DIRECTION:
Look through the lines below and extract any with the word "this".

LISTED RECORDS:
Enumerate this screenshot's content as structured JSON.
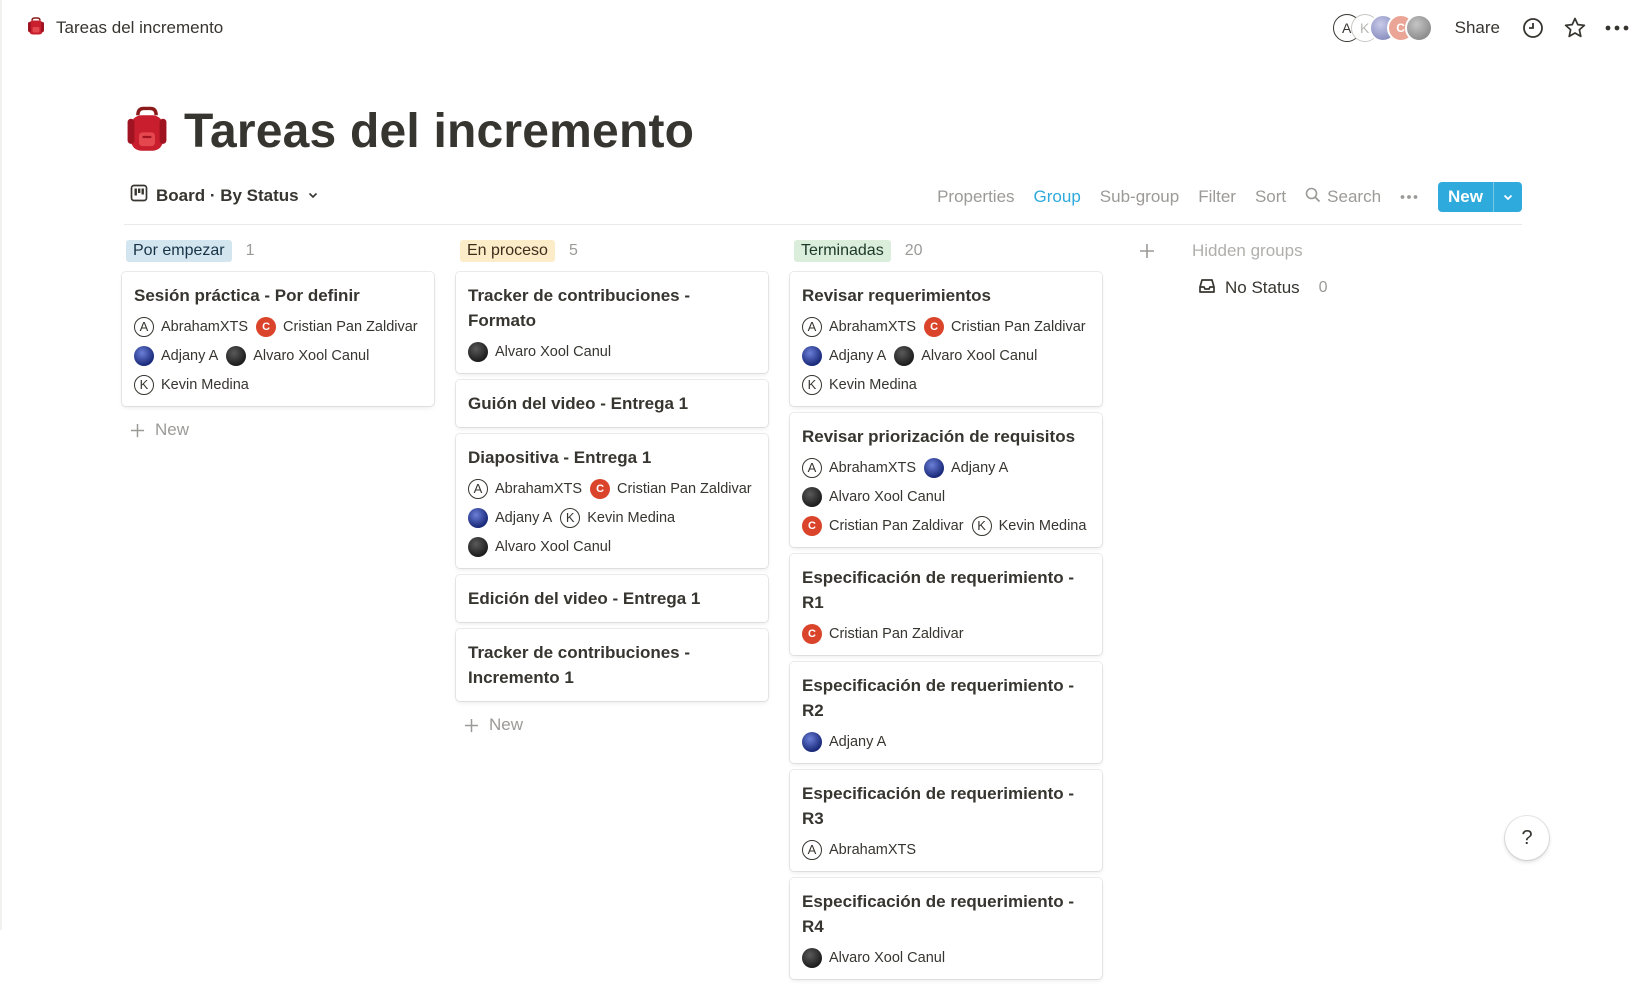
{
  "page": {
    "breadcrumb": "Tareas del incremento",
    "title": "Tareas del incremento",
    "icon": "red-backpack-icon"
  },
  "topbar": {
    "collaborators": [
      {
        "initial": "A",
        "style": "outline"
      },
      {
        "initial": "K",
        "style": "outline"
      },
      {
        "initial": "",
        "style": "photo"
      },
      {
        "initial": "C",
        "style": "orange"
      },
      {
        "initial": "",
        "style": "photo"
      }
    ],
    "share_label": "Share",
    "icons": [
      "clock-icon",
      "star-icon",
      "more-horizontal-icon"
    ]
  },
  "view": {
    "name": "Board · By Status",
    "tools": {
      "properties": "Properties",
      "group": "Group",
      "subgroup": "Sub-group",
      "filter": "Filter",
      "sort": "Sort",
      "search": "Search"
    },
    "new_label": "New",
    "colors": {
      "accent": "#2eaadc"
    }
  },
  "columns": [
    {
      "label": "Por empezar",
      "count": "1",
      "bg": "#d3e5ef",
      "fg": "#183347",
      "cards": [
        {
          "title": "Sesión práctica - Por definir",
          "people": [
            {
              "name": "AbrahamXTS",
              "avatar": "outline",
              "initial": "A"
            },
            {
              "name": "Cristian Pan Zaldivar",
              "avatar": "orange",
              "initial": "C"
            },
            {
              "name": "Adjany A",
              "avatar": "blue",
              "initial": ""
            },
            {
              "name": "Alvaro Xool Canul",
              "avatar": "dark",
              "initial": ""
            },
            {
              "name": "Kevin Medina",
              "avatar": "outline",
              "initial": "K"
            }
          ]
        }
      ],
      "new_label": "New"
    },
    {
      "label": "En proceso",
      "count": "5",
      "bg": "#fdecc8",
      "fg": "#402c1b",
      "cards": [
        {
          "title": "Tracker de contribuciones - Formato",
          "people": [
            {
              "name": "Alvaro Xool Canul",
              "avatar": "dark",
              "initial": ""
            }
          ]
        },
        {
          "title": "Guión del video - Entrega 1",
          "people": []
        },
        {
          "title": "Diapositiva - Entrega 1",
          "people": [
            {
              "name": "AbrahamXTS",
              "avatar": "outline",
              "initial": "A"
            },
            {
              "name": "Cristian Pan Zaldivar",
              "avatar": "orange",
              "initial": "C"
            },
            {
              "name": "Adjany A",
              "avatar": "blue",
              "initial": ""
            },
            {
              "name": "Kevin Medina",
              "avatar": "outline",
              "initial": "K"
            },
            {
              "name": "Alvaro Xool Canul",
              "avatar": "dark",
              "initial": ""
            }
          ]
        },
        {
          "title": "Edición del video - Entrega 1",
          "people": []
        },
        {
          "title": "Tracker de contribuciones - Incremento 1",
          "people": []
        }
      ],
      "new_label": "New"
    },
    {
      "label": "Terminadas",
      "count": "20",
      "bg": "#dbeddb",
      "fg": "#1c3829",
      "cards": [
        {
          "title": "Revisar requerimientos",
          "people": [
            {
              "name": "AbrahamXTS",
              "avatar": "outline",
              "initial": "A"
            },
            {
              "name": "Cristian Pan Zaldivar",
              "avatar": "orange",
              "initial": "C"
            },
            {
              "name": "Adjany A",
              "avatar": "blue",
              "initial": ""
            },
            {
              "name": "Alvaro Xool Canul",
              "avatar": "dark",
              "initial": ""
            },
            {
              "name": "Kevin Medina",
              "avatar": "outline",
              "initial": "K"
            }
          ]
        },
        {
          "title": "Revisar priorización de requisitos",
          "people": [
            {
              "name": "AbrahamXTS",
              "avatar": "outline",
              "initial": "A"
            },
            {
              "name": "Adjany A",
              "avatar": "blue",
              "initial": ""
            },
            {
              "name": "Alvaro Xool Canul",
              "avatar": "dark",
              "initial": ""
            },
            {
              "name": "Cristian Pan Zaldivar",
              "avatar": "orange",
              "initial": "C"
            },
            {
              "name": "Kevin Medina",
              "avatar": "outline",
              "initial": "K"
            }
          ]
        },
        {
          "title": "Especificación de requerimiento - R1",
          "people": [
            {
              "name": "Cristian Pan Zaldivar",
              "avatar": "orange",
              "initial": "C"
            }
          ]
        },
        {
          "title": "Especificación de requerimiento - R2",
          "people": [
            {
              "name": "Adjany A",
              "avatar": "blue",
              "initial": ""
            }
          ]
        },
        {
          "title": "Especificación de requerimiento - R3",
          "people": [
            {
              "name": "AbrahamXTS",
              "avatar": "outline",
              "initial": "A"
            }
          ]
        },
        {
          "title": "Especificación de requerimiento - R4",
          "people": [
            {
              "name": "Alvaro Xool Canul",
              "avatar": "dark",
              "initial": ""
            }
          ]
        }
      ],
      "new_label": ""
    }
  ],
  "hidden": {
    "title": "Hidden groups",
    "no_status_label": "No Status",
    "no_status_count": "0"
  },
  "help_label": "?"
}
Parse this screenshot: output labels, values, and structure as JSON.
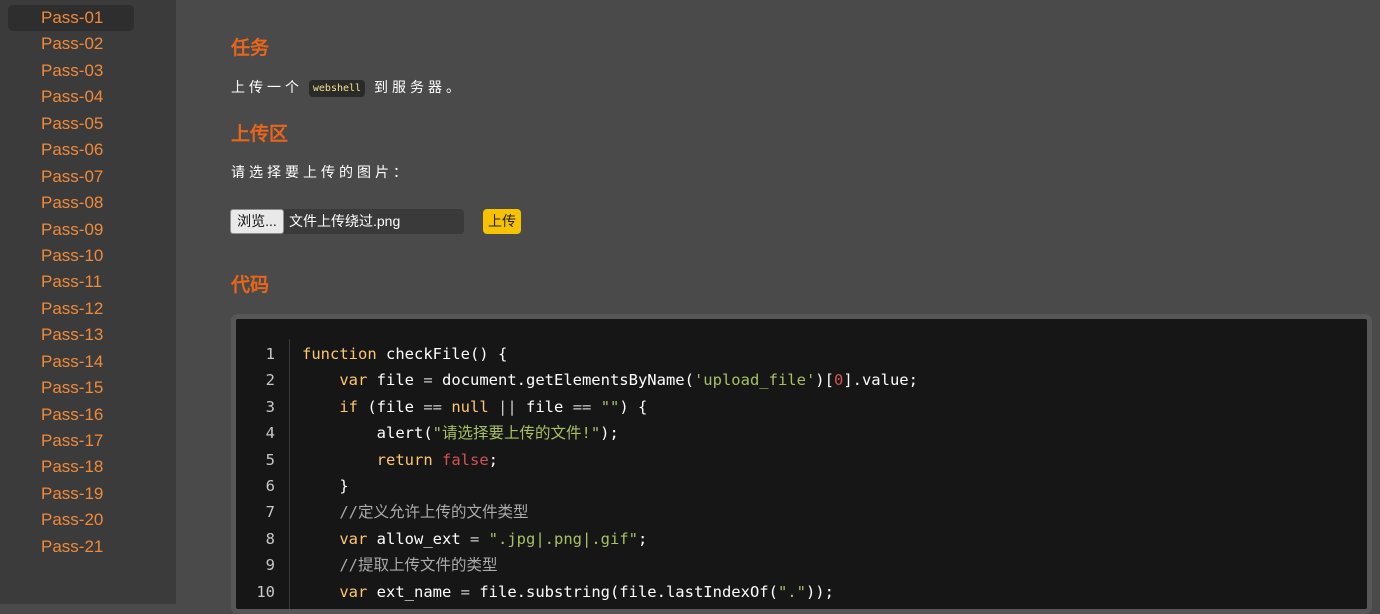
{
  "sidebar": {
    "items": [
      "Pass-01",
      "Pass-02",
      "Pass-03",
      "Pass-04",
      "Pass-05",
      "Pass-06",
      "Pass-07",
      "Pass-08",
      "Pass-09",
      "Pass-10",
      "Pass-11",
      "Pass-12",
      "Pass-13",
      "Pass-14",
      "Pass-15",
      "Pass-16",
      "Pass-17",
      "Pass-18",
      "Pass-19",
      "Pass-20",
      "Pass-21"
    ],
    "active_index": 0
  },
  "task": {
    "title": "任务",
    "text_before": "上传一个",
    "tag": "webshell",
    "text_after": "到服务器。"
  },
  "upload": {
    "title": "上传区",
    "prompt": "请选择要上传的图片：",
    "browse_label": "浏览...",
    "file_name": "文件上传绕过.png",
    "submit_label": "上传"
  },
  "code": {
    "title": "代码",
    "colors": {
      "keyword": "#ffc66d",
      "string": "#a5c261",
      "number": "#d25252",
      "comment": "#aaaaaa"
    },
    "lines": [
      {
        "n": "1",
        "tokens": [
          [
            "kw",
            "function"
          ],
          [
            "plain",
            " checkFile() {"
          ]
        ]
      },
      {
        "n": "2",
        "tokens": [
          [
            "plain",
            "    "
          ],
          [
            "kw",
            "var"
          ],
          [
            "plain",
            " file "
          ],
          [
            "op",
            "="
          ],
          [
            "plain",
            " document.getElementsByName("
          ],
          [
            "str",
            "'upload_file'"
          ],
          [
            "plain",
            ")["
          ],
          [
            "num",
            "0"
          ],
          [
            "plain",
            "].value;"
          ]
        ]
      },
      {
        "n": "3",
        "tokens": [
          [
            "plain",
            "    "
          ],
          [
            "kw",
            "if"
          ],
          [
            "plain",
            " (file "
          ],
          [
            "op",
            "=="
          ],
          [
            "plain",
            " "
          ],
          [
            "kw",
            "null"
          ],
          [
            "plain",
            " "
          ],
          [
            "op",
            "||"
          ],
          [
            "plain",
            " file "
          ],
          [
            "op",
            "=="
          ],
          [
            "plain",
            " "
          ],
          [
            "str",
            "\"\""
          ],
          [
            "plain",
            ") {"
          ]
        ]
      },
      {
        "n": "4",
        "tokens": [
          [
            "plain",
            "        alert("
          ],
          [
            "str",
            "\"请选择要上传的文件!\""
          ],
          [
            "plain",
            ");"
          ]
        ]
      },
      {
        "n": "5",
        "tokens": [
          [
            "plain",
            "        "
          ],
          [
            "kw",
            "return"
          ],
          [
            "plain",
            " "
          ],
          [
            "lit",
            "false"
          ],
          [
            "plain",
            ";"
          ]
        ]
      },
      {
        "n": "6",
        "tokens": [
          [
            "plain",
            "    }"
          ]
        ]
      },
      {
        "n": "7",
        "tokens": [
          [
            "plain",
            "    "
          ],
          [
            "cm",
            "//定义允许上传的文件类型"
          ]
        ]
      },
      {
        "n": "8",
        "tokens": [
          [
            "plain",
            "    "
          ],
          [
            "kw",
            "var"
          ],
          [
            "plain",
            " allow_ext "
          ],
          [
            "op",
            "="
          ],
          [
            "plain",
            " "
          ],
          [
            "str",
            "\".jpg|.png|.gif\""
          ],
          [
            "plain",
            ";"
          ]
        ]
      },
      {
        "n": "9",
        "tokens": [
          [
            "plain",
            "    "
          ],
          [
            "cm",
            "//提取上传文件的类型"
          ]
        ]
      },
      {
        "n": "10",
        "tokens": [
          [
            "plain",
            "    "
          ],
          [
            "kw",
            "var"
          ],
          [
            "plain",
            " ext_name "
          ],
          [
            "op",
            "="
          ],
          [
            "plain",
            " file.substring(file.lastIndexOf("
          ],
          [
            "str",
            "\".\""
          ],
          [
            "plain",
            "));"
          ]
        ]
      }
    ]
  }
}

EXERCISE ANSWER:
Enumerate this screenshot's content as structured JSON.
Parse this screenshot: output labels, values, and structure as JSON.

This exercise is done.